§ **DATASET CONTENT**
_ _ _ _ _

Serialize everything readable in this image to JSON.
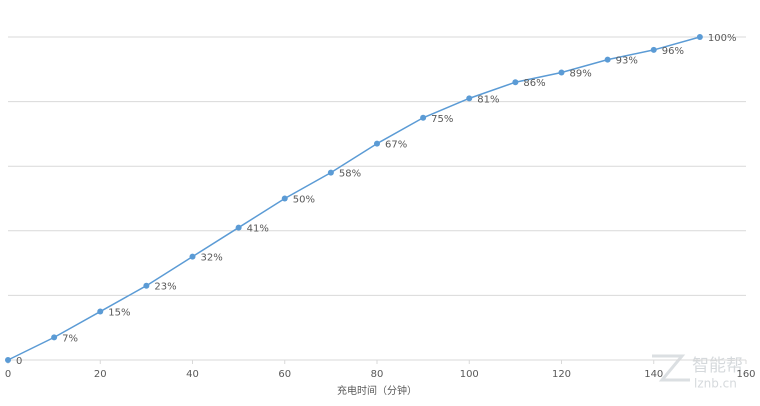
{
  "chart_data": {
    "type": "line",
    "x_label": "充电时间（分钟）",
    "x": [
      0,
      10,
      20,
      30,
      40,
      50,
      60,
      70,
      80,
      90,
      100,
      110,
      120,
      130,
      140,
      150
    ],
    "series": [
      {
        "color": "#5b9bd5",
        "values": [
          0,
          7,
          15,
          23,
          32,
          41,
          50,
          58,
          67,
          75,
          81,
          86,
          89,
          93,
          96,
          100
        ],
        "value_labels": [
          "0",
          "7%",
          "15%",
          "23%",
          "32%",
          "41%",
          "50%",
          "58%",
          "67%",
          "75%",
          "81%",
          "86%",
          "89%",
          "93%",
          "96%",
          "100%"
        ]
      }
    ],
    "xlim": [
      0,
      160
    ],
    "xticks": [
      0,
      20,
      40,
      60,
      80,
      100,
      120,
      140,
      160
    ],
    "ylim": [
      0,
      100
    ],
    "yticks": [
      0,
      20,
      40,
      60,
      80,
      100
    ],
    "grid": true
  },
  "watermark": {
    "name": "智能帮",
    "site": "lznb.cn"
  }
}
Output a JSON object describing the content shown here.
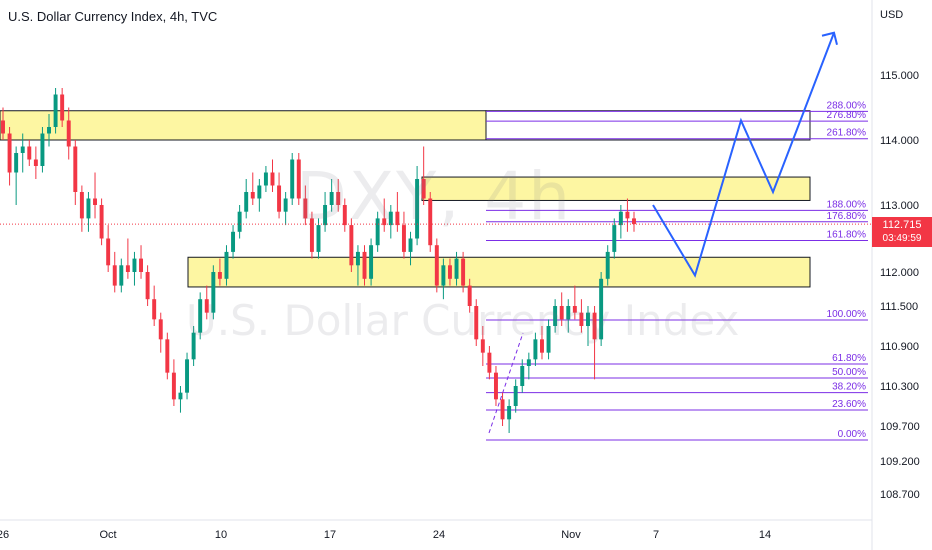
{
  "header": {
    "title": "U.S. Dollar Currency Index, 4h, TVC",
    "currency": "USD"
  },
  "watermark": {
    "symbol": "DXY, 4h",
    "name": "U.S. Dollar Currency Index"
  },
  "last_price": {
    "value": "112.715",
    "countdown": "03:49:59",
    "color": "#f23645"
  },
  "colors": {
    "up": "#089981",
    "down": "#f23645",
    "zone_fill": "#fdf592",
    "fib_line": "#7b2ee6",
    "projection": "#2962ff"
  },
  "chart_data": {
    "type": "candlestick",
    "y_axis": {
      "unit": "USD",
      "ticks": [
        "115.000",
        "114.000",
        "113.000",
        "112.000",
        "111.500",
        "110.900",
        "110.300",
        "109.700",
        "109.200",
        "108.700"
      ]
    },
    "x_axis": {
      "ticks": [
        "26",
        "Oct",
        "10",
        "17",
        "24",
        "Nov",
        "7",
        "14"
      ]
    },
    "fib_levels": [
      {
        "label": "288.00%",
        "price": 114.44
      },
      {
        "label": "276.80%",
        "price": 114.29
      },
      {
        "label": "261.80%",
        "price": 114.02
      },
      {
        "label": "188.00%",
        "price": 112.92
      },
      {
        "label": "176.80%",
        "price": 112.75
      },
      {
        "label": "161.80%",
        "price": 112.47
      },
      {
        "label": "100.00%",
        "price": 111.29
      },
      {
        "label": "61.80%",
        "price": 110.63
      },
      {
        "label": "50.00%",
        "price": 110.42
      },
      {
        "label": "38.20%",
        "price": 110.2
      },
      {
        "label": "23.60%",
        "price": 109.94
      },
      {
        "label": "0.00%",
        "price": 109.5
      }
    ],
    "zones": [
      {
        "top": 114.45,
        "bottom": 114.0
      },
      {
        "top": 113.43,
        "bottom": 113.07
      },
      {
        "top": 112.22,
        "bottom": 111.78
      }
    ],
    "last_price": 112.715,
    "projection_path": [
      113.0,
      111.95,
      114.3,
      113.2,
      115.65
    ],
    "candles": [
      [
        114.3,
        114.5,
        114.0,
        114.1
      ],
      [
        114.1,
        114.2,
        113.3,
        113.5
      ],
      [
        113.5,
        113.9,
        113.0,
        113.8
      ],
      [
        113.8,
        114.1,
        113.5,
        113.9
      ],
      [
        113.9,
        114.0,
        113.6,
        113.7
      ],
      [
        113.7,
        113.9,
        113.4,
        113.6
      ],
      [
        113.6,
        114.2,
        113.5,
        114.1
      ],
      [
        114.1,
        114.4,
        113.9,
        114.2
      ],
      [
        114.2,
        114.8,
        114.1,
        114.7
      ],
      [
        114.7,
        114.8,
        114.2,
        114.3
      ],
      [
        114.3,
        114.5,
        113.7,
        113.9
      ],
      [
        113.9,
        114.0,
        113.0,
        113.2
      ],
      [
        113.2,
        113.3,
        112.6,
        112.8
      ],
      [
        112.8,
        113.2,
        112.6,
        113.1
      ],
      [
        113.1,
        113.5,
        112.8,
        113.0
      ],
      [
        113.0,
        113.1,
        112.4,
        112.5
      ],
      [
        112.5,
        112.7,
        112.0,
        112.1
      ],
      [
        112.1,
        112.3,
        111.7,
        111.8
      ],
      [
        111.8,
        112.2,
        111.7,
        112.1
      ],
      [
        112.1,
        112.5,
        111.9,
        112.0
      ],
      [
        112.0,
        112.3,
        111.8,
        112.2
      ],
      [
        112.2,
        112.4,
        111.9,
        112.0
      ],
      [
        112.0,
        112.1,
        111.5,
        111.6
      ],
      [
        111.6,
        111.8,
        111.2,
        111.3
      ],
      [
        111.3,
        111.4,
        110.8,
        111.0
      ],
      [
        111.0,
        111.1,
        110.4,
        110.5
      ],
      [
        110.5,
        110.7,
        110.0,
        110.1
      ],
      [
        110.1,
        110.3,
        109.9,
        110.2
      ],
      [
        110.2,
        110.8,
        110.1,
        110.7
      ],
      [
        110.7,
        111.2,
        110.6,
        111.1
      ],
      [
        111.1,
        111.7,
        111.0,
        111.6
      ],
      [
        111.6,
        111.8,
        111.3,
        111.4
      ],
      [
        111.4,
        112.1,
        111.3,
        112.0
      ],
      [
        112.0,
        112.2,
        111.8,
        111.9
      ],
      [
        111.9,
        112.4,
        111.8,
        112.3
      ],
      [
        112.3,
        112.7,
        112.2,
        112.6
      ],
      [
        112.6,
        113.0,
        112.5,
        112.9
      ],
      [
        112.9,
        113.4,
        112.8,
        113.2
      ],
      [
        113.2,
        113.5,
        113.0,
        113.1
      ],
      [
        113.1,
        113.4,
        112.9,
        113.3
      ],
      [
        113.3,
        113.6,
        113.2,
        113.5
      ],
      [
        113.5,
        113.7,
        113.2,
        113.3
      ],
      [
        113.3,
        113.5,
        112.8,
        112.9
      ],
      [
        112.9,
        113.2,
        112.7,
        113.1
      ],
      [
        113.1,
        113.8,
        113.0,
        113.7
      ],
      [
        113.7,
        113.8,
        113.0,
        113.1
      ],
      [
        113.1,
        113.3,
        112.7,
        112.8
      ],
      [
        112.8,
        112.9,
        112.2,
        112.3
      ],
      [
        112.3,
        112.8,
        112.2,
        112.7
      ],
      [
        112.7,
        113.2,
        112.6,
        113.0
      ],
      [
        113.0,
        113.4,
        112.9,
        113.2
      ],
      [
        113.2,
        113.4,
        112.9,
        113.0
      ],
      [
        113.0,
        113.1,
        112.6,
        112.7
      ],
      [
        112.7,
        112.8,
        112.0,
        112.1
      ],
      [
        112.1,
        112.4,
        111.8,
        112.3
      ],
      [
        112.3,
        112.4,
        111.8,
        111.9
      ],
      [
        111.9,
        112.5,
        111.8,
        112.4
      ],
      [
        112.4,
        112.9,
        112.3,
        112.8
      ],
      [
        112.8,
        113.1,
        112.6,
        112.7
      ],
      [
        112.7,
        113.0,
        112.5,
        112.9
      ],
      [
        112.9,
        113.2,
        112.6,
        112.7
      ],
      [
        112.7,
        112.9,
        112.2,
        112.3
      ],
      [
        112.3,
        112.6,
        112.1,
        112.5
      ],
      [
        112.5,
        113.6,
        112.4,
        113.4
      ],
      [
        113.4,
        113.9,
        113.0,
        113.1
      ],
      [
        113.1,
        113.2,
        112.3,
        112.4
      ],
      [
        112.4,
        112.5,
        111.7,
        111.8
      ],
      [
        111.8,
        112.2,
        111.6,
        112.1
      ],
      [
        112.1,
        112.2,
        111.8,
        111.9
      ],
      [
        111.9,
        112.3,
        111.8,
        112.2
      ],
      [
        112.2,
        112.3,
        111.7,
        111.8
      ],
      [
        111.8,
        111.9,
        111.4,
        111.5
      ],
      [
        111.5,
        111.6,
        110.9,
        111.0
      ],
      [
        111.0,
        111.2,
        110.6,
        110.8
      ],
      [
        110.8,
        110.9,
        110.4,
        110.5
      ],
      [
        110.5,
        110.6,
        110.0,
        110.1
      ],
      [
        110.1,
        110.2,
        109.7,
        109.8
      ],
      [
        109.8,
        110.1,
        109.6,
        110.0
      ],
      [
        110.0,
        110.4,
        109.9,
        110.3
      ],
      [
        110.3,
        110.7,
        110.2,
        110.6
      ],
      [
        110.6,
        110.8,
        110.4,
        110.7
      ],
      [
        110.7,
        111.1,
        110.6,
        111.0
      ],
      [
        111.0,
        111.2,
        110.7,
        110.8
      ],
      [
        110.8,
        111.3,
        110.7,
        111.2
      ],
      [
        111.2,
        111.6,
        111.1,
        111.5
      ],
      [
        111.5,
        111.7,
        111.2,
        111.3
      ],
      [
        111.3,
        111.6,
        111.1,
        111.5
      ],
      [
        111.5,
        111.8,
        111.3,
        111.4
      ],
      [
        111.4,
        111.6,
        111.1,
        111.2
      ],
      [
        111.2,
        111.5,
        110.9,
        111.4
      ],
      [
        111.4,
        111.5,
        110.4,
        111.0
      ],
      [
        111.0,
        112.0,
        110.9,
        111.9
      ],
      [
        111.9,
        112.4,
        111.8,
        112.3
      ],
      [
        112.3,
        112.8,
        112.2,
        112.7
      ],
      [
        112.7,
        113.0,
        112.5,
        112.9
      ],
      [
        112.9,
        113.1,
        112.6,
        112.8
      ],
      [
        112.8,
        112.9,
        112.6,
        112.715
      ]
    ]
  }
}
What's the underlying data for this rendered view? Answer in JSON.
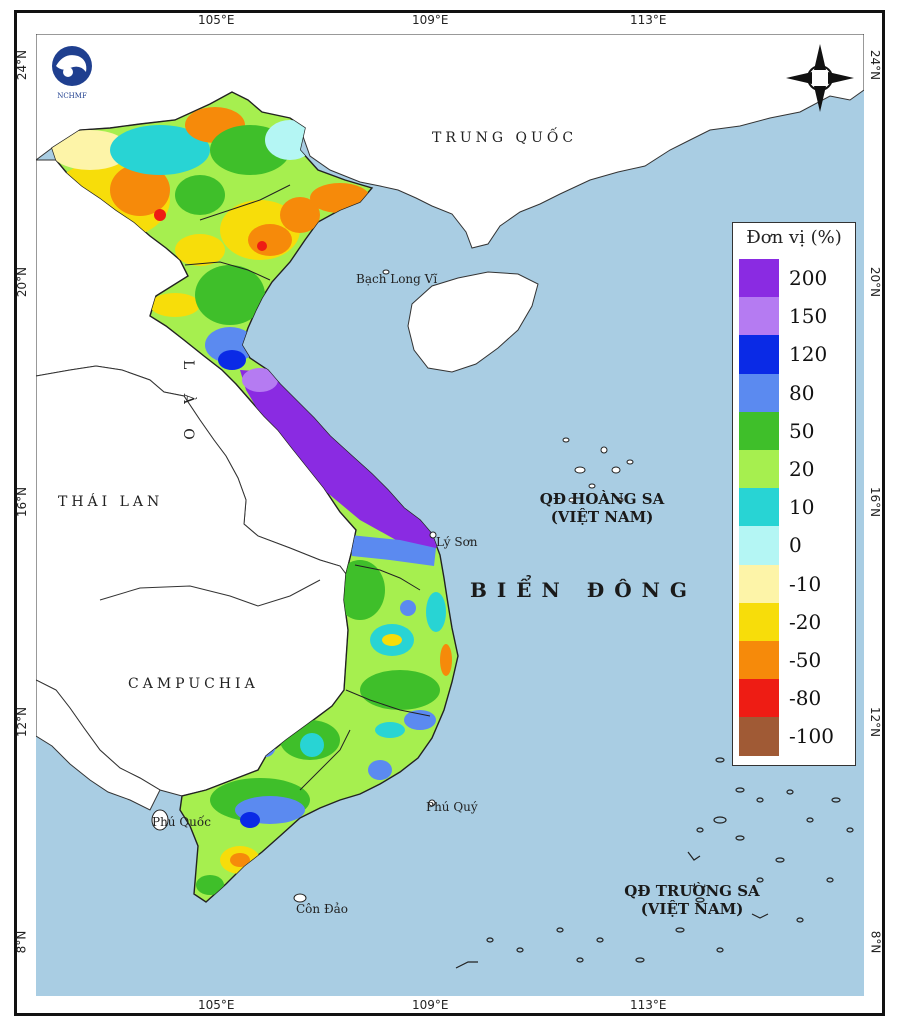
{
  "map": {
    "lon_ticks_top": [
      "105°E",
      "109°E",
      "113°E"
    ],
    "lon_ticks_bottom": [
      "105°E",
      "109°E",
      "113°E"
    ],
    "lat_ticks_left": [
      "24°N",
      "20°N",
      "16°N",
      "12°N",
      "8°N"
    ],
    "lat_ticks_right": [
      "24°N",
      "20°N",
      "16°N",
      "12°N",
      "8°N"
    ],
    "countries": {
      "china": "TRUNG QUỐC",
      "laos": "L À O",
      "thailand": "THÁI LAN",
      "cambodia": "CAMPUCHIA"
    },
    "islands": {
      "bach_long_vi": "Bạch Long Vĩ",
      "ly_son": "Lý Sơn",
      "phu_quy": "Phú Quý",
      "phu_quoc": "Phú Quốc",
      "con_dao": "Côn Đảo"
    },
    "sea": "BIỂN ĐÔNG",
    "paracel": {
      "line1": "QĐ HOÀNG SA",
      "line2": "(VIỆT NAM)"
    },
    "spratly": {
      "line1": "QĐ TRƯỜNG SA",
      "line2": "(VIỆT NAM)"
    },
    "logo_text": "NCHMF"
  },
  "legend": {
    "title": "Đơn vị (%)",
    "items": [
      {
        "label": "200",
        "color": "#8a2be2"
      },
      {
        "label": "150",
        "color": "#b57bf2"
      },
      {
        "label": "120",
        "color": "#0a2ae6"
      },
      {
        "label": "80",
        "color": "#5b8af0"
      },
      {
        "label": "50",
        "color": "#3fbf2a"
      },
      {
        "label": "20",
        "color": "#a6ef4f"
      },
      {
        "label": "10",
        "color": "#28d4d4"
      },
      {
        "label": "0",
        "color": "#b4f6f4"
      },
      {
        "label": "-10",
        "color": "#fdf4a8"
      },
      {
        "label": "-20",
        "color": "#f7dd0a"
      },
      {
        "label": "-50",
        "color": "#f68a0a"
      },
      {
        "label": "-80",
        "color": "#ee1c14"
      },
      {
        "label": "-100",
        "color": "#a05a35"
      }
    ]
  },
  "colors": {
    "ocean": "#a9cde3",
    "land": "#ffffff",
    "border": "#222222"
  }
}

_ _ _ _ _

In the entries above, how many lines hold the word "title"? State the number and nothing else.

§ **RESULT**
2